§ Problem: Gather all lines in the data that hold the string "name".

______________________________

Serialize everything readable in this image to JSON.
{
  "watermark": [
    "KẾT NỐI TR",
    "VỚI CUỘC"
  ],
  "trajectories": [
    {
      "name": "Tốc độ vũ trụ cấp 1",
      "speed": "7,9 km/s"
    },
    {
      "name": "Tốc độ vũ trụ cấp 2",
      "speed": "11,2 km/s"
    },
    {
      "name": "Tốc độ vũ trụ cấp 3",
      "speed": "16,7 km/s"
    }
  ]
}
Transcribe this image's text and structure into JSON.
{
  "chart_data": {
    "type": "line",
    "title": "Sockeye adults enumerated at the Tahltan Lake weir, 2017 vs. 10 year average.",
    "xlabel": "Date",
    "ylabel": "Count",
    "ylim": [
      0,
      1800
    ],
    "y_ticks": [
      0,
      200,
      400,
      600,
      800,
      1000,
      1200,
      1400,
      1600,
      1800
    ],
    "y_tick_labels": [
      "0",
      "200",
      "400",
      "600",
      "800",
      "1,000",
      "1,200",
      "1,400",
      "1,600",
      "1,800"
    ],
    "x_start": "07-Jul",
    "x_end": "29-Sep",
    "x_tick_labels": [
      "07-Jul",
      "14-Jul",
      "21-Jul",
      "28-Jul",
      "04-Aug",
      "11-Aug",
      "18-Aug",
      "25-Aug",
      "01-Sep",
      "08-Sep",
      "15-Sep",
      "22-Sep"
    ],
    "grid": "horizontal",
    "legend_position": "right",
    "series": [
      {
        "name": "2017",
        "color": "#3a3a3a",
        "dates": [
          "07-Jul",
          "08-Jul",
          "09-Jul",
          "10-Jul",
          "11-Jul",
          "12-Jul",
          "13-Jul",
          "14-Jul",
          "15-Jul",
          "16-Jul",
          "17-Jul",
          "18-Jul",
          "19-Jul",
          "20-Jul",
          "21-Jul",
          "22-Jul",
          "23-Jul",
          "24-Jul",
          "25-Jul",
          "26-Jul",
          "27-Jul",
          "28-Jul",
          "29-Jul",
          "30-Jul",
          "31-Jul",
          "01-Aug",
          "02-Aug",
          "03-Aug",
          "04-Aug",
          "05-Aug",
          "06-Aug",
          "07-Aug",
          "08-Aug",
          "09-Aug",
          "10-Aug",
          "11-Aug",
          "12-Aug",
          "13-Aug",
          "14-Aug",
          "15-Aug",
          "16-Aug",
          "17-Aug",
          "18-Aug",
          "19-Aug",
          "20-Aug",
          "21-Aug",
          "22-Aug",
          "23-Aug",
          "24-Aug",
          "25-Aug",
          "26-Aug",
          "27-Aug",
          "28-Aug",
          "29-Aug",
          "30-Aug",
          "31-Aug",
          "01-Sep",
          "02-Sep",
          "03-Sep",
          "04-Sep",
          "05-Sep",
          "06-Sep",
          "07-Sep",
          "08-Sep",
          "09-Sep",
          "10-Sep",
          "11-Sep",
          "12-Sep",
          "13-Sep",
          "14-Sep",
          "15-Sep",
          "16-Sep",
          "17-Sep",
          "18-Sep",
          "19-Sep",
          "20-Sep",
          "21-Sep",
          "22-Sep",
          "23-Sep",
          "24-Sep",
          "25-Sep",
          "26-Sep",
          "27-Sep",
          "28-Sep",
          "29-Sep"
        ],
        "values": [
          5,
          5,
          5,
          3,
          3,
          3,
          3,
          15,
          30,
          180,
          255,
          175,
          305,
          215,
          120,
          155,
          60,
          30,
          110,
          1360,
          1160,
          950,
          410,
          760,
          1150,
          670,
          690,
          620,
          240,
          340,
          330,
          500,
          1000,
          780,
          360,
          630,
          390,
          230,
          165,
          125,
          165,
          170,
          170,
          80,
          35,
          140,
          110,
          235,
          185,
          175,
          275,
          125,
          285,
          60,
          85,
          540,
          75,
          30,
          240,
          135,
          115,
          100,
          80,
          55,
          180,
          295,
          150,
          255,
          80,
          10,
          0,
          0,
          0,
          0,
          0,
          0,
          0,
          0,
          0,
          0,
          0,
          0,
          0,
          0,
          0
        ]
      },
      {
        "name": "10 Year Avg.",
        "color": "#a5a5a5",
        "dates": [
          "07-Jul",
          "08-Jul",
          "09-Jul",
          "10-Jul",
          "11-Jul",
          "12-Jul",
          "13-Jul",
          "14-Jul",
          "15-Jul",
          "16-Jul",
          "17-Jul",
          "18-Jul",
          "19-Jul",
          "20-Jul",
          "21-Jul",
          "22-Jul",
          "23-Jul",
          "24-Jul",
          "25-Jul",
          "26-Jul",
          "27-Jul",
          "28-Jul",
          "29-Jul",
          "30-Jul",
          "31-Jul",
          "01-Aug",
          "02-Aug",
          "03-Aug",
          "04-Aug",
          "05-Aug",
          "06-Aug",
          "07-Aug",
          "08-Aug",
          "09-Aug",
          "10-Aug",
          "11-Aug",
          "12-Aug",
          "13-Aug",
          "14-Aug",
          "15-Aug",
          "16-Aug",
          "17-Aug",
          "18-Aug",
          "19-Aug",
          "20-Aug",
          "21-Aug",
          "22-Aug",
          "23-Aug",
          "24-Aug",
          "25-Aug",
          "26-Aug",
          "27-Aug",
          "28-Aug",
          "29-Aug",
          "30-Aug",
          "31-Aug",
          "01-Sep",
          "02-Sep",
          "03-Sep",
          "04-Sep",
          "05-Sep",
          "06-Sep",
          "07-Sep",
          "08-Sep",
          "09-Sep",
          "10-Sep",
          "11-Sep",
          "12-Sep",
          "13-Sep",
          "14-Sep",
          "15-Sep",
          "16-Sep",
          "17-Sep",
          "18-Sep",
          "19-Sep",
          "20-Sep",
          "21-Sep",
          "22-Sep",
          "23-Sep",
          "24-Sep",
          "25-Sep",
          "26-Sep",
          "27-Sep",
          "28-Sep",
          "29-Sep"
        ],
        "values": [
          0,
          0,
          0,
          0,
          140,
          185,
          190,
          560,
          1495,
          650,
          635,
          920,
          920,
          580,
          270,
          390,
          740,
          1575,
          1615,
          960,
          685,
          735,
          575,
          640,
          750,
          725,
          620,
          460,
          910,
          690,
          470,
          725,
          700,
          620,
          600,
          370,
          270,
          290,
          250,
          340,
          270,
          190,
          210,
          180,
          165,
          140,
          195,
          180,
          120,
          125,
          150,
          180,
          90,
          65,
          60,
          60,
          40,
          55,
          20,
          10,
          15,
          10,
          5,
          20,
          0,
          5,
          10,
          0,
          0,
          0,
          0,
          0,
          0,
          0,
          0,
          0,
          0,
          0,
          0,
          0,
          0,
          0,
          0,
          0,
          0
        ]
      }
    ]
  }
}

______________________________

§ Finished exercise:
      "name": "Tốc độ vũ trụ cấp 1",
      "name": "Tốc độ vũ trụ cấp 2",
      "name": "Tốc độ vũ trụ cấp 3",
        "name": "2017",
        "name": "10 Year Avg.",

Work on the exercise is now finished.